## Direction
Quote the listing below in its entirety, omitting every image.

## Data

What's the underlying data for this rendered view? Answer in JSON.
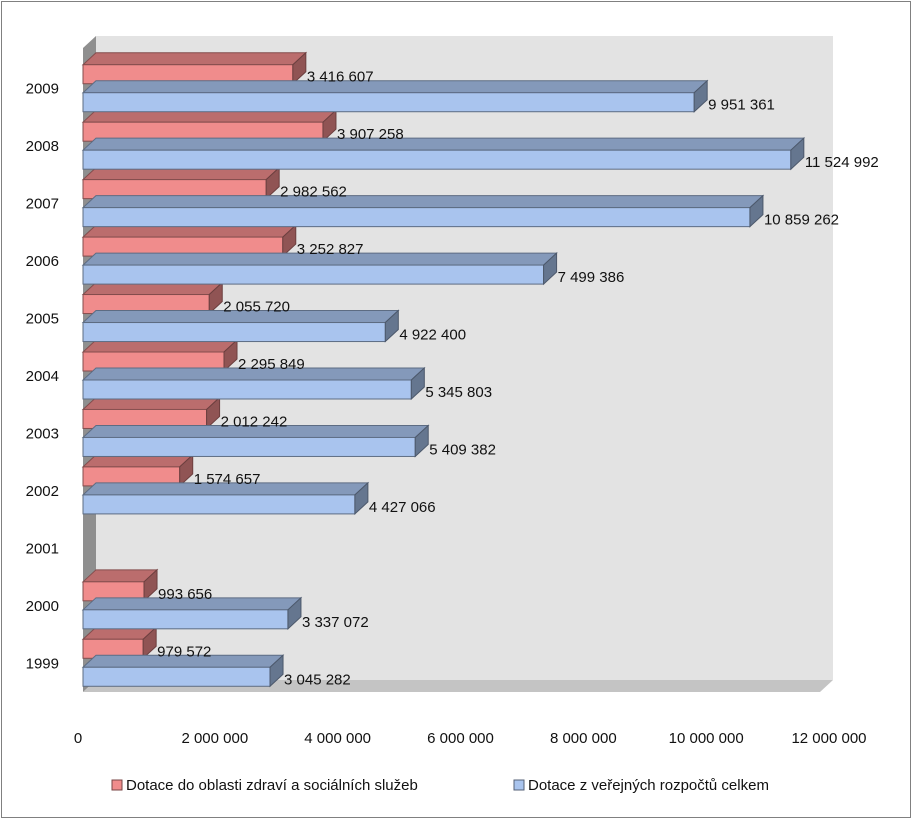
{
  "chart_data": {
    "type": "bar",
    "orientation": "horizontal",
    "categories": [
      "1999",
      "2000",
      "2001",
      "2002",
      "2003",
      "2004",
      "2005",
      "2006",
      "2007",
      "2008",
      "2009"
    ],
    "series": [
      {
        "name": "Dotace do oblasti zdraví a sociálních služeb",
        "color": "#f08c8c",
        "values": [
          979572,
          993656,
          null,
          1574657,
          2012242,
          2295849,
          2055720,
          3252827,
          2982562,
          3907258,
          3416607
        ],
        "labels": [
          "979 572",
          "993 656",
          "",
          "1 574 657",
          "2 012 242",
          "2 295 849",
          "2 055 720",
          "3 252 827",
          "2 982 562",
          "3 907 258",
          "3 416 607"
        ]
      },
      {
        "name": "Dotace z veřejných rozpočtů celkem",
        "color": "#a9c4ee",
        "values": [
          3045282,
          3337072,
          null,
          4427066,
          5409382,
          5345803,
          4922400,
          7499386,
          10859262,
          11524992,
          9951361
        ],
        "labels": [
          "3 045 282",
          "3 337 072",
          "",
          "4 427 066",
          "5 409 382",
          "5 345 803",
          "4 922 400",
          "7 499 386",
          "10 859 262",
          "11 524 992",
          "9 951 361"
        ]
      }
    ],
    "xlim": [
      0,
      12000000
    ],
    "xticks": [
      0,
      2000000,
      4000000,
      6000000,
      8000000,
      10000000,
      12000000
    ],
    "xtick_labels": [
      "0",
      "2 000 000",
      "4 000 000",
      "6 000 000",
      "8 000 000",
      "10 000 000",
      "12 000 000"
    ],
    "title": "",
    "xlabel": "",
    "ylabel": "",
    "grid": false,
    "legend": "bottom",
    "wall_color": "#e3e3e3"
  }
}
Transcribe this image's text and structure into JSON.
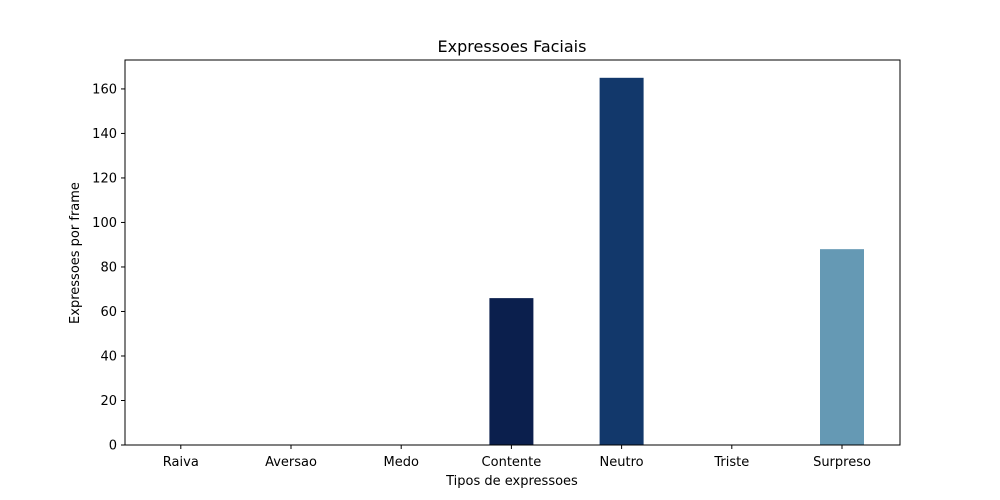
{
  "chart_data": {
    "type": "bar",
    "title": "Expressoes Faciais",
    "xlabel": "Tipos de expressoes",
    "ylabel": "Expressoes por frame",
    "categories": [
      "Raiva",
      "Aversao",
      "Medo",
      "Contente",
      "Neutro",
      "Triste",
      "Surpreso"
    ],
    "values": [
      0,
      0,
      0,
      66,
      165,
      0,
      88
    ],
    "colors": [
      "#0b1f4d",
      "#0b1f4d",
      "#0b1f4d",
      "#0b1f4d",
      "#12386b",
      "#12386b",
      "#6599b4"
    ],
    "ylim": [
      0,
      173
    ],
    "yticks": [
      0,
      20,
      40,
      60,
      80,
      100,
      120,
      140,
      160
    ],
    "grid": false,
    "legend": null
  }
}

## Solution below
What's the underlying data for this rendered view? Answer in JSON.
{
  "chart_data": {
    "type": "bar",
    "orientation": "horizontal",
    "categories": [
      "1999",
      "2000",
      "2001",
      "2002",
      "2003",
      "2004",
      "2005",
      "2006",
      "2007",
      "2008",
      "2009"
    ],
    "series": [
      {
        "name": "Dotace do oblasti zdraví a sociálních služeb",
        "color": "#f08c8c",
        "values": [
          979572,
          993656,
          null,
          1574657,
          2012242,
          2295849,
          2055720,
          3252827,
          2982562,
          3907258,
          3416607
        ],
        "labels": [
          "979 572",
          "993 656",
          "",
          "1 574 657",
          "2 012 242",
          "2 295 849",
          "2 055 720",
          "3 252 827",
          "2 982 562",
          "3 907 258",
          "3 416 607"
        ]
      },
      {
        "name": "Dotace z veřejných rozpočtů celkem",
        "color": "#a9c4ee",
        "values": [
          3045282,
          3337072,
          null,
          4427066,
          5409382,
          5345803,
          4922400,
          7499386,
          10859262,
          11524992,
          9951361
        ],
        "labels": [
          "3 045 282",
          "3 337 072",
          "",
          "4 427 066",
          "5 409 382",
          "5 345 803",
          "4 922 400",
          "7 499 386",
          "10 859 262",
          "11 524 992",
          "9 951 361"
        ]
      }
    ],
    "xlim": [
      0,
      12000000
    ],
    "xticks": [
      0,
      2000000,
      4000000,
      6000000,
      8000000,
      10000000,
      12000000
    ],
    "xtick_labels": [
      "0",
      "2 000 000",
      "4 000 000",
      "6 000 000",
      "8 000 000",
      "10 000 000",
      "12 000 000"
    ],
    "title": "",
    "xlabel": "",
    "ylabel": "",
    "grid": false,
    "legend": "bottom",
    "wall_color": "#e3e3e3"
  }
}
Transcribe this image's text and structure into JSON.
{
  "chart_data": {
    "type": "bar",
    "title": "Expressoes Faciais",
    "xlabel": "Tipos de expressoes",
    "ylabel": "Expressoes por frame",
    "categories": [
      "Raiva",
      "Aversao",
      "Medo",
      "Contente",
      "Neutro",
      "Triste",
      "Surpreso"
    ],
    "values": [
      0,
      0,
      0,
      66,
      165,
      0,
      88
    ],
    "colors": [
      "#0b1f4d",
      "#0b1f4d",
      "#0b1f4d",
      "#0b1f4d",
      "#12386b",
      "#12386b",
      "#6599b4"
    ],
    "ylim": [
      0,
      173
    ],
    "yticks": [
      0,
      20,
      40,
      60,
      80,
      100,
      120,
      140,
      160
    ],
    "grid": false,
    "legend": null
  }
}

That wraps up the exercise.